## What is asked
Output all lines exactly.

Recorded data:
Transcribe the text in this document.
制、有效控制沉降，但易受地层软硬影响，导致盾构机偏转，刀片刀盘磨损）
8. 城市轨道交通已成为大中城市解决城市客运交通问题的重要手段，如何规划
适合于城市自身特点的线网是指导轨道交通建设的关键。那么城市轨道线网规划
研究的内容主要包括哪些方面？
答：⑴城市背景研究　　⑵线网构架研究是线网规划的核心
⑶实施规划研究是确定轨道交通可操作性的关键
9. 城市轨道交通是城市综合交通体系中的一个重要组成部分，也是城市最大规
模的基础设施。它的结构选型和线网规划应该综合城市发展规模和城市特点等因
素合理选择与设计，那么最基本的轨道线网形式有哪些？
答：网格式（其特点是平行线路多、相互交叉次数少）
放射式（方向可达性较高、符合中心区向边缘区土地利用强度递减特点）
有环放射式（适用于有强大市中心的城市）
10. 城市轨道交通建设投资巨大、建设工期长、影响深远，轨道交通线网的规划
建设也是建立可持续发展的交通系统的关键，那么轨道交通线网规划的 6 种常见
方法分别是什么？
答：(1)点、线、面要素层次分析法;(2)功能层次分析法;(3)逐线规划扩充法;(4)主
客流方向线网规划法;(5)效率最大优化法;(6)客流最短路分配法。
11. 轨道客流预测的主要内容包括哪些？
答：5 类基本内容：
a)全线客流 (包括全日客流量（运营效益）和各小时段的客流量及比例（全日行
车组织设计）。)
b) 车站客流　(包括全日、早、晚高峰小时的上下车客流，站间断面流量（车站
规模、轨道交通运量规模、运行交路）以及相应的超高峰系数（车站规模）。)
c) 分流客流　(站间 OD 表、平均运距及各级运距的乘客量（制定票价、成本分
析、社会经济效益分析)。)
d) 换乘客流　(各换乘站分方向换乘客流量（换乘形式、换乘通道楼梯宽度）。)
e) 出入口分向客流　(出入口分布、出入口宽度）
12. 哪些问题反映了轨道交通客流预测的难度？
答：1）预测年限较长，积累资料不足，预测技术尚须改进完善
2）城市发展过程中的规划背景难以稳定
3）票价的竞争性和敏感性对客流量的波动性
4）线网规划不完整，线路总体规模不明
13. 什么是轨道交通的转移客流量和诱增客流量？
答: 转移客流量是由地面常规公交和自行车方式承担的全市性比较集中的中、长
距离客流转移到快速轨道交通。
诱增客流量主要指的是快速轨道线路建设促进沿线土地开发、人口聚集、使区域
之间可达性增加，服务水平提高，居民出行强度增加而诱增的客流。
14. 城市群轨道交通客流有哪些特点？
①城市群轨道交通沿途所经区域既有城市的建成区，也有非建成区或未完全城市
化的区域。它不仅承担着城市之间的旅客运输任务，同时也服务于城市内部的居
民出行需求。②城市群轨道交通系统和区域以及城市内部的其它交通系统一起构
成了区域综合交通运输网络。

## Result of the exercise
Transcribe the text in this document.
制、有效控制沉降，但易受地层软硬影响，导致盾构机偏转，刀片刀盘磨损）
8. 城市轨道交通已成为大中城市解决城市客运交通问题的重要手段，如何规划
适合于城市自身特点的线网是指导轨道交通建设的关键。那么城市轨道线网规划
研究的内容主要包括哪些方面？
答：⑴城市背景研究　　⑵线网构架研究是线网规划的核心
⑶实施规划研究是确定轨道交通可操作性的关键
9. 城市轨道交通是城市综合交通体系中的一个重要组成部分，也是城市最大规
模的基础设施。它的结构选型和线网规划应该综合城市发展规模和城市特点等因
素合理选择与设计，那么最基本的轨道线网形式有哪些？
答：网格式（其特点是平行线路多、相互交叉次数少）
放射式（方向可达性较高、符合中心区向边缘区土地利用强度递减特点）
有环放射式（适用于有强大市中心的城市）
10. 城市轨道交通建设投资巨大、建设工期长、影响深远，轨道交通线网的规划
建设也是建立可持续发展的交通系统的关键，那么轨道交通线网规划的 6 种常见
方法分别是什么？
答：(1)点、线、面要素层次分析法;(2)功能层次分析法;(3)逐线规划扩充法;(4)主
客流方向线网规划法;(5)效率最大优化法;(6)客流最短路分配法。
11. 轨道客流预测的主要内容包括哪些？
答：5 类基本内容：
a)全线客流 (包括全日客流量（运营效益）和各小时段的客流量及比例（全日行
车组织设计）。)
b) 车站客流　(包括全日、早、晚高峰小时的上下车客流，站间断面流量（车站
规模、轨道交通运量规模、运行交路）以及相应的超高峰系数（车站规模）。)
c) 分流客流　(站间 OD 表、平均运距及各级运距的乘客量（制定票价、成本分
析、社会经济效益分析)。)
d) 换乘客流　(各换乘站分方向换乘客流量（换乘形式、换乘通道楼梯宽度）。)
e) 出入口分向客流　(出入口分布、出入口宽度）
12. 哪些问题反映了轨道交通客流预测的难度？
答：1）预测年限较长，积累资料不足，预测技术尚须改进完善
2）城市发展过程中的规划背景难以稳定
3）票价的竞争性和敏感性对客流量的波动性
4）线网规划不完整，线路总体规模不明
13. 什么是轨道交通的转移客流量和诱增客流量？
答: 转移客流量是由地面常规公交和自行车方式承担的全市性比较集中的中、长
距离客流转移到快速轨道交通。
诱增客流量主要指的是快速轨道线路建设促进沿线土地开发、人口聚集、使区域
之间可达性增加，服务水平提高，居民出行强度增加而诱增的客流。
14. 城市群轨道交通客流有哪些特点？
①城市群轨道交通沿途所经区域既有城市的建成区，也有非建成区或未完全城市
化的区域。它不仅承担着城市之间的旅客运输任务，同时也服务于城市内部的居
民出行需求。②城市群轨道交通系统和区域以及城市内部的其它交通系统一起构
成了区域综合交通运输网络。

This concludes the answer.